→ What the task asks
Every entry here needs to be repeated exactly.

→ Records supplied
+ + + +
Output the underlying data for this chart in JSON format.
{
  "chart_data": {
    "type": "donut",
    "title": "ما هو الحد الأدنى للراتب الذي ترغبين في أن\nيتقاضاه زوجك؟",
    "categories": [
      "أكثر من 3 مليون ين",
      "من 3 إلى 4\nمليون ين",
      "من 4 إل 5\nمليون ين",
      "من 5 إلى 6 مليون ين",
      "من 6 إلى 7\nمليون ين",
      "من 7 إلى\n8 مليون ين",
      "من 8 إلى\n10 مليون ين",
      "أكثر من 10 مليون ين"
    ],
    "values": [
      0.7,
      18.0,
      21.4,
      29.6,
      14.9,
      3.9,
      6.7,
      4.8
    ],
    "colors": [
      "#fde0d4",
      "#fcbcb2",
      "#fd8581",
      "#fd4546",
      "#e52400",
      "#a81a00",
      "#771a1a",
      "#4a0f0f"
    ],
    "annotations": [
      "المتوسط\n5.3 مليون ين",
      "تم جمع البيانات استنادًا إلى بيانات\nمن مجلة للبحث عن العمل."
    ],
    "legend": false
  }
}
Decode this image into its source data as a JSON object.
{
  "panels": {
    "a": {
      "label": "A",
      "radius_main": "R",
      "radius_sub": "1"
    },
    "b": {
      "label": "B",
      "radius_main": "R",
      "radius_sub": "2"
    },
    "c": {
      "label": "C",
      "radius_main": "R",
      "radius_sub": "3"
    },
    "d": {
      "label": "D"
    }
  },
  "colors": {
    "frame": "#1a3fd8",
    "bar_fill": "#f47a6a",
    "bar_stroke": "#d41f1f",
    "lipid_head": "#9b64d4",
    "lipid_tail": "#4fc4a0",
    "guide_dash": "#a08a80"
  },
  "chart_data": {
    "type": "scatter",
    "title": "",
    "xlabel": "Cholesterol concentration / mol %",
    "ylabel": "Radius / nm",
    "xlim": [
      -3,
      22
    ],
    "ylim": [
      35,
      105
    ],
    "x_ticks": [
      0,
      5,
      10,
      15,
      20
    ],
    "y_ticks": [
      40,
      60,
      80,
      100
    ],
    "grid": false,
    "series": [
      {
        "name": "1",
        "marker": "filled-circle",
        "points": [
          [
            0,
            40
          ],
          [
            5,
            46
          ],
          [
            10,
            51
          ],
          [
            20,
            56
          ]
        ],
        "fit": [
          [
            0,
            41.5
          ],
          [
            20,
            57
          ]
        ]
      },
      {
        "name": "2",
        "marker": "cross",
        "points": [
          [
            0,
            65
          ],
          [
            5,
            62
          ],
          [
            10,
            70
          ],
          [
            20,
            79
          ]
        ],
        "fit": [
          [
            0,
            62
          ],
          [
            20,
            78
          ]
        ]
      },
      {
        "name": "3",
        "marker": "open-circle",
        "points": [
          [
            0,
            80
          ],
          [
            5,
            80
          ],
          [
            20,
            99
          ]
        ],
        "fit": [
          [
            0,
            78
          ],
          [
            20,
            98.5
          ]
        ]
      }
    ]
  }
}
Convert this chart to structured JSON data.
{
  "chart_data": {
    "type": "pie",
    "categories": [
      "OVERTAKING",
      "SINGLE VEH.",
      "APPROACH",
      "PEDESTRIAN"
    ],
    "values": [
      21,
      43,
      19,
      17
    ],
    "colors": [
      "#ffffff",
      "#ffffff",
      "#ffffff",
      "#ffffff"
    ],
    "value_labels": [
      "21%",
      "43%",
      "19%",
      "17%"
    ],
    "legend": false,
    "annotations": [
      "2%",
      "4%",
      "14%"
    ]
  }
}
+ + + +
→ Solution to this exercise
Output the underlying data for this chart in JSON format.
{
  "chart_data": {
    "type": "donut",
    "title": "ما هو الحد الأدنى للراتب الذي ترغبين في أن\nيتقاضاه زوجك؟",
    "categories": [
      "أكثر من 3 مليون ين",
      "من 3 إلى 4\nمليون ين",
      "من 4 إل 5\nمليون ين",
      "من 5 إلى 6 مليون ين",
      "من 6 إلى 7\nمليون ين",
      "من 7 إلى\n8 مليون ين",
      "من 8 إلى\n10 مليون ين",
      "أكثر من 10 مليون ين"
    ],
    "values": [
      0.7,
      18.0,
      21.4,
      29.6,
      14.9,
      3.9,
      6.7,
      4.8
    ],
    "colors": [
      "#fde0d4",
      "#fcbcb2",
      "#fd8581",
      "#fd4546",
      "#e52400",
      "#a81a00",
      "#771a1a",
      "#4a0f0f"
    ],
    "annotations": [
      "المتوسط\n5.3 مليون ين",
      "تم جمع البيانات استنادًا إلى بيانات\nمن مجلة للبحث عن العمل."
    ],
    "legend": false
  }
}
Decode this image into its source data as a JSON object.
{
  "panels": {
    "a": {
      "label": "A",
      "radius_main": "R",
      "radius_sub": "1"
    },
    "b": {
      "label": "B",
      "radius_main": "R",
      "radius_sub": "2"
    },
    "c": {
      "label": "C",
      "radius_main": "R",
      "radius_sub": "3"
    },
    "d": {
      "label": "D"
    }
  },
  "colors": {
    "frame": "#1a3fd8",
    "bar_fill": "#f47a6a",
    "bar_stroke": "#d41f1f",
    "lipid_head": "#9b64d4",
    "lipid_tail": "#4fc4a0",
    "guide_dash": "#a08a80"
  },
  "chart_data": {
    "type": "scatter",
    "title": "",
    "xlabel": "Cholesterol concentration / mol %",
    "ylabel": "Radius / nm",
    "xlim": [
      -3,
      22
    ],
    "ylim": [
      35,
      105
    ],
    "x_ticks": [
      0,
      5,
      10,
      15,
      20
    ],
    "y_ticks": [
      40,
      60,
      80,
      100
    ],
    "grid": false,
    "series": [
      {
        "name": "1",
        "marker": "filled-circle",
        "points": [
          [
            0,
            40
          ],
          [
            5,
            46
          ],
          [
            10,
            51
          ],
          [
            20,
            56
          ]
        ],
        "fit": [
          [
            0,
            41.5
          ],
          [
            20,
            57
          ]
        ]
      },
      {
        "name": "2",
        "marker": "cross",
        "points": [
          [
            0,
            65
          ],
          [
            5,
            62
          ],
          [
            10,
            70
          ],
          [
            20,
            79
          ]
        ],
        "fit": [
          [
            0,
            62
          ],
          [
            20,
            78
          ]
        ]
      },
      {
        "name": "3",
        "marker": "open-circle",
        "points": [
          [
            0,
            80
          ],
          [
            5,
            80
          ],
          [
            20,
            99
          ]
        ],
        "fit": [
          [
            0,
            78
          ],
          [
            20,
            98.5
          ]
        ]
      }
    ]
  }
}
Convert this chart to structured JSON data.
{
  "chart_data": {
    "type": "pie",
    "categories": [
      "OVERTAKING",
      "SINGLE VEH.",
      "APPROACH",
      "PEDESTRIAN"
    ],
    "values": [
      21,
      43,
      19,
      17
    ],
    "colors": [
      "#ffffff",
      "#ffffff",
      "#ffffff",
      "#ffffff"
    ],
    "value_labels": [
      "21%",
      "43%",
      "19%",
      "17%"
    ],
    "legend": false,
    "annotations": [
      "2%",
      "4%",
      "14%"
    ]
  }
}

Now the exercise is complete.